▸ **Supplied entries**:
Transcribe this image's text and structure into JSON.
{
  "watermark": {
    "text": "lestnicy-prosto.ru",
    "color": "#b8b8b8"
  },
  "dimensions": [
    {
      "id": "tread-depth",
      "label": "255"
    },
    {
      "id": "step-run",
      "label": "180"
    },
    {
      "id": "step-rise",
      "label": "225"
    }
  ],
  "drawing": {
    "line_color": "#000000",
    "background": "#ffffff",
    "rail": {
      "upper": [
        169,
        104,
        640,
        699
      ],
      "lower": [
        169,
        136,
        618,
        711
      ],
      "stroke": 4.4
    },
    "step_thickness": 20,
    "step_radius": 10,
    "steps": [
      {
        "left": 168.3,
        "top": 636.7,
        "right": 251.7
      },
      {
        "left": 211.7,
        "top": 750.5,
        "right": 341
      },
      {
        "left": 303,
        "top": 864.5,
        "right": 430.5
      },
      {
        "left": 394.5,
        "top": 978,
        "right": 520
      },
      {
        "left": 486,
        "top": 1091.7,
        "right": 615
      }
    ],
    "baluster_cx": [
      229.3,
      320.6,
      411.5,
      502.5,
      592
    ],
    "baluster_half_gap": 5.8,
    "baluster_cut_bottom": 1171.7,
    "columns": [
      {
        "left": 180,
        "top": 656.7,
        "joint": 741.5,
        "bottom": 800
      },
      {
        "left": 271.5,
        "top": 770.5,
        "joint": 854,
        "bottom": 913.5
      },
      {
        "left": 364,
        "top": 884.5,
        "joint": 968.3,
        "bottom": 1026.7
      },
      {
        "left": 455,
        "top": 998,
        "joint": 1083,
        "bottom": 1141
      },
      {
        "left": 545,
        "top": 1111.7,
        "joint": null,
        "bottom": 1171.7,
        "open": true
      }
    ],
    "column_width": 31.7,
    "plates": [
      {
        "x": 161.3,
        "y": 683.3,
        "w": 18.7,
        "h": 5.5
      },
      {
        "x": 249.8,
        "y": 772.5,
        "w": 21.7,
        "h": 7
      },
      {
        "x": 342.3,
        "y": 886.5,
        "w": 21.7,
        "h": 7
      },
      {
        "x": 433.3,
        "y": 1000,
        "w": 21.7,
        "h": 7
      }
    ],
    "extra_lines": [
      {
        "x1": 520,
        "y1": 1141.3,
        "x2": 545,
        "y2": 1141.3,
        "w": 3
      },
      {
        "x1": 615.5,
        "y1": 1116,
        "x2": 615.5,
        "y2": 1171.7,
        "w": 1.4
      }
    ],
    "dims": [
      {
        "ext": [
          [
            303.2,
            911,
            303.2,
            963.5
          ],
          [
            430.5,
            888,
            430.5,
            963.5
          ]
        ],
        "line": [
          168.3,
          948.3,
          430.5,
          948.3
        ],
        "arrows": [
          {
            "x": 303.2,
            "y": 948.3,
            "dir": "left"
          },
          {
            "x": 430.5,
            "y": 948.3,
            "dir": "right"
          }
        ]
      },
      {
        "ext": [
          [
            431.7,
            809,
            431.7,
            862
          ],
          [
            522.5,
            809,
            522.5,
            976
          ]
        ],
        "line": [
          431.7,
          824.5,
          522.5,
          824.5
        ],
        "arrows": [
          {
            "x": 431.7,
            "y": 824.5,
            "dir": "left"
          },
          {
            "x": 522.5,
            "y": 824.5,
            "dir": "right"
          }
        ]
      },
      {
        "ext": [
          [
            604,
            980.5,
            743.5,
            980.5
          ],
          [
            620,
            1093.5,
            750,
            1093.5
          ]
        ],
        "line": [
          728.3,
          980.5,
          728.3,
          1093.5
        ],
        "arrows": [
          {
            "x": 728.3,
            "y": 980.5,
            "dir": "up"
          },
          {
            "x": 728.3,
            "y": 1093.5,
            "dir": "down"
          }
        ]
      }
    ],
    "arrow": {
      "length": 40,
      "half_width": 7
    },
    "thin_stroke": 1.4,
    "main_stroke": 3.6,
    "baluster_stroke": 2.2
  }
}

▸ **What is being asked**: List the lines of the records where "joint" occurs.

▸ **Exercise result**:
        "joint": 741.5,
        "joint": 854,
        "joint": 968.3,
        "joint": 1083,
        "joint": null,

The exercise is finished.